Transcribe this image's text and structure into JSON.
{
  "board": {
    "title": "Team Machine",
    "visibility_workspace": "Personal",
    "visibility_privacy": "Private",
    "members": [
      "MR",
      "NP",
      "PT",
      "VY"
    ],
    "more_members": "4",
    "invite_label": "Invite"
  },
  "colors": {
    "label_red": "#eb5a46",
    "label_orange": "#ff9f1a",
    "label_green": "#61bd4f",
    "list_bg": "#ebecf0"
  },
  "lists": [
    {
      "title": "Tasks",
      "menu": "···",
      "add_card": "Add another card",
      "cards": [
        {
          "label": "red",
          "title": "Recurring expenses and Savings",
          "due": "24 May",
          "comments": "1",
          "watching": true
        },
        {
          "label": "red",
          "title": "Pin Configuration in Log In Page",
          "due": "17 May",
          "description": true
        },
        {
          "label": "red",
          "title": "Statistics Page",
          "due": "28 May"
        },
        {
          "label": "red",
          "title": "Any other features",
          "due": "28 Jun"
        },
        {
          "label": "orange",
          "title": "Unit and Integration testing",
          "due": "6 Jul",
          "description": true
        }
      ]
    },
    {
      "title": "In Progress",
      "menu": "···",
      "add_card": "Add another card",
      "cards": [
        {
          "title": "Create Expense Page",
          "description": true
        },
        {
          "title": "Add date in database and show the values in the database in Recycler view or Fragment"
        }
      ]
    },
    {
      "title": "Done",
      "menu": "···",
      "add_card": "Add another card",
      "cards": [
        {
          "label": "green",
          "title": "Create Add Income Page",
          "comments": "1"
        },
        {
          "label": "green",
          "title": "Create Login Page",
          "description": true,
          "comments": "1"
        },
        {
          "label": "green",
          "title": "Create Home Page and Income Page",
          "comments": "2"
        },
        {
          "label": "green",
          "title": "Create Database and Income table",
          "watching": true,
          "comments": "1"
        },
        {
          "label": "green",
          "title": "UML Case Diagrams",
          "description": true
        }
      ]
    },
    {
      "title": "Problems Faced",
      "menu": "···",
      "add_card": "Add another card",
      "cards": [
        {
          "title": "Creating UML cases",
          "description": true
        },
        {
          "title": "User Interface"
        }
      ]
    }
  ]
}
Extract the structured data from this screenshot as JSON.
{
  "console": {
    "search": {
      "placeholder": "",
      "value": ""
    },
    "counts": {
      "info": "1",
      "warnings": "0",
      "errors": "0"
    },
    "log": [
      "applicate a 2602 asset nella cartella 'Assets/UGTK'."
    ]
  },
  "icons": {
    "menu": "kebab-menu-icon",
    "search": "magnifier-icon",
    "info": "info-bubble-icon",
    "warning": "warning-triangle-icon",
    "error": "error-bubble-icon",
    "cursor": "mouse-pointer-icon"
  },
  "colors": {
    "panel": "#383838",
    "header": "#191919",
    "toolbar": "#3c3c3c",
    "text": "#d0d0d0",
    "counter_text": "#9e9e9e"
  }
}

__Task statement__:
From the listing above, copy out each line where the word "this" appears.

__Response to the exercise__:
Transcribe this image's text and structure into JSON.
Extract the structured data from this screenshot as JSON.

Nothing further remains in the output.